## [Given request]
Only the number is needed: how many lines of the records include "无重要变化"?

* * *

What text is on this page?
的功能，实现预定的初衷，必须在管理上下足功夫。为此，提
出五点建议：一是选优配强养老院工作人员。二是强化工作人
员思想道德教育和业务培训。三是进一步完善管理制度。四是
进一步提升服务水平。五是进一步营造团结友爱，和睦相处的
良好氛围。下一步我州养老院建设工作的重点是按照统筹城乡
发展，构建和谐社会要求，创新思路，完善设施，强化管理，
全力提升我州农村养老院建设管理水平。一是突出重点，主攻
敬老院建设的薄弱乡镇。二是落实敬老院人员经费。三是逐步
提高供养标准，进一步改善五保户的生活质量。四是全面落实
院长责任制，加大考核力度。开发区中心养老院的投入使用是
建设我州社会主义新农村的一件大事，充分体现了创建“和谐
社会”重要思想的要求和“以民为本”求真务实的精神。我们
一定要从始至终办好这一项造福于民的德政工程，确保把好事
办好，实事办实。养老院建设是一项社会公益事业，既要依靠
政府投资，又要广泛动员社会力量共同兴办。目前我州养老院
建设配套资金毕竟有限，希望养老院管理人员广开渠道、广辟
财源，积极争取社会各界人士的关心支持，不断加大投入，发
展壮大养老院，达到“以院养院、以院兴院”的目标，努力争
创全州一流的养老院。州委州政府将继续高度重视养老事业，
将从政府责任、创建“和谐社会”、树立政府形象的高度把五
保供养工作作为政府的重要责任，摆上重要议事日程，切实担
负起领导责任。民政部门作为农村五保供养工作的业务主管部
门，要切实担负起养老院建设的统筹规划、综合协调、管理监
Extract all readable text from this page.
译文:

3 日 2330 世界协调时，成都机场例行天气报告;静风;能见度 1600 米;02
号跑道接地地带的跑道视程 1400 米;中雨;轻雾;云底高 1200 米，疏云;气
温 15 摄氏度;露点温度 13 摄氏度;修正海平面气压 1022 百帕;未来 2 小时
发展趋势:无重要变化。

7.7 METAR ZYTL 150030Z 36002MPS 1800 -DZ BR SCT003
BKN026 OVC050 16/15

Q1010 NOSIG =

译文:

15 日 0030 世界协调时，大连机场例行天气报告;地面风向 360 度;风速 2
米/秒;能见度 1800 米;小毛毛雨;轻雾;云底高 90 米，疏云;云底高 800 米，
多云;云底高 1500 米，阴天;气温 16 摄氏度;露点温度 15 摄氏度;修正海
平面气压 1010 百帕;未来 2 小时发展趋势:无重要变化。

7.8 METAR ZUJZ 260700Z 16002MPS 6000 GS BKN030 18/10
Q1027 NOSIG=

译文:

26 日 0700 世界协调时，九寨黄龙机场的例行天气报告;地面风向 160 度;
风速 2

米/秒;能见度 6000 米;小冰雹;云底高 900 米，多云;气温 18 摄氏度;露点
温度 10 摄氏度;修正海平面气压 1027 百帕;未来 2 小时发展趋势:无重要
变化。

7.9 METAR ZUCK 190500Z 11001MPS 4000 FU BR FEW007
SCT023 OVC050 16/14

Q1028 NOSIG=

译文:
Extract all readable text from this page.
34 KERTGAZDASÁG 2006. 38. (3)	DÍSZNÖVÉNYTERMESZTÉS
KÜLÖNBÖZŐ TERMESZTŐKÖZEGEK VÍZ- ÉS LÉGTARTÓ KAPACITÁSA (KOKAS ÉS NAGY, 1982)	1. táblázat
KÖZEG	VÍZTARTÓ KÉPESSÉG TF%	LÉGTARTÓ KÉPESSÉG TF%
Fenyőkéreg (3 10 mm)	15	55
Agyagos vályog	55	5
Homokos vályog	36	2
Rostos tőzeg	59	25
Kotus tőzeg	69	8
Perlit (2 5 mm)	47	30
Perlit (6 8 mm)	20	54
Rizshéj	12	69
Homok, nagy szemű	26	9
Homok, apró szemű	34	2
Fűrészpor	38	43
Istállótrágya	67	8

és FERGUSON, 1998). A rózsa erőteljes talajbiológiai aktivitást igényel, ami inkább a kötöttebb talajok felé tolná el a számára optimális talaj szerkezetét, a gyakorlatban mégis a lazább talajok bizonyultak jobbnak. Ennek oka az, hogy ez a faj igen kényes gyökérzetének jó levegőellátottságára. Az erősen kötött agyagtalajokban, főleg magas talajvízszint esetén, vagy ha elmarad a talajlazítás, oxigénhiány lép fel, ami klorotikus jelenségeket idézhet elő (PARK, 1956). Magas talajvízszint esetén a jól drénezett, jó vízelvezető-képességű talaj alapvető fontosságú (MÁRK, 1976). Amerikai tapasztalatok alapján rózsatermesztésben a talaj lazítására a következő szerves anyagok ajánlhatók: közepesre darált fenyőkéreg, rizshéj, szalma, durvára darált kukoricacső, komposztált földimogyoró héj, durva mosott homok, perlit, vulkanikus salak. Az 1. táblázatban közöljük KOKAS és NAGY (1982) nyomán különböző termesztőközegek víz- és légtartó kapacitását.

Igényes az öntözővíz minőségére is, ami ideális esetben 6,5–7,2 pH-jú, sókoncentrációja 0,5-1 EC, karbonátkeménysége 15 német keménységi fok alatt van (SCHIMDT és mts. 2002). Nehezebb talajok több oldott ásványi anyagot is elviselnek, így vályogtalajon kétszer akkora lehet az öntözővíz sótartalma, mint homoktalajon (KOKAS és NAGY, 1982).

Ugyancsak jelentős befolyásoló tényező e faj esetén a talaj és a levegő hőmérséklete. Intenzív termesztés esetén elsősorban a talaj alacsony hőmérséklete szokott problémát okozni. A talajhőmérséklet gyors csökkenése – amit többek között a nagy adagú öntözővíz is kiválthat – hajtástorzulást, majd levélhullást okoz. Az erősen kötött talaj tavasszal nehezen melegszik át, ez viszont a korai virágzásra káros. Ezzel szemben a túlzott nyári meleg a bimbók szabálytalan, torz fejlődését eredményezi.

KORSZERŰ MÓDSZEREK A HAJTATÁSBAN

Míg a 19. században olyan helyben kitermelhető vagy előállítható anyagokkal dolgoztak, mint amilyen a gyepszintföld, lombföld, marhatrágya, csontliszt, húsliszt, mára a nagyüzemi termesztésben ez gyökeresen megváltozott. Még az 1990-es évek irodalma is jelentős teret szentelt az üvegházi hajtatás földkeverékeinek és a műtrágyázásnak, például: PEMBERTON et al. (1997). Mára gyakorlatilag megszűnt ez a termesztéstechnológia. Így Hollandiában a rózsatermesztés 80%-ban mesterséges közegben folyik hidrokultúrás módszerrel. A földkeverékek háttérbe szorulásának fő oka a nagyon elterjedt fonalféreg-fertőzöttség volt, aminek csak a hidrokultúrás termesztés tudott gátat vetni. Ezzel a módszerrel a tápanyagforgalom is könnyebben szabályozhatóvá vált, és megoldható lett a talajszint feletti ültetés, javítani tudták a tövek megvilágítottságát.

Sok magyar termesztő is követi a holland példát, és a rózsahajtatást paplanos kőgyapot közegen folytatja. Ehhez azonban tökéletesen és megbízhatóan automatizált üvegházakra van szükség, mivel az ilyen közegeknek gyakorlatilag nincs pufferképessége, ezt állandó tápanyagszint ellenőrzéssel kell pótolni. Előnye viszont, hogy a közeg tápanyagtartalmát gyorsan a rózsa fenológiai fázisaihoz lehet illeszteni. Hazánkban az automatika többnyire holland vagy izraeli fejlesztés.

* * *

## [Solution]
2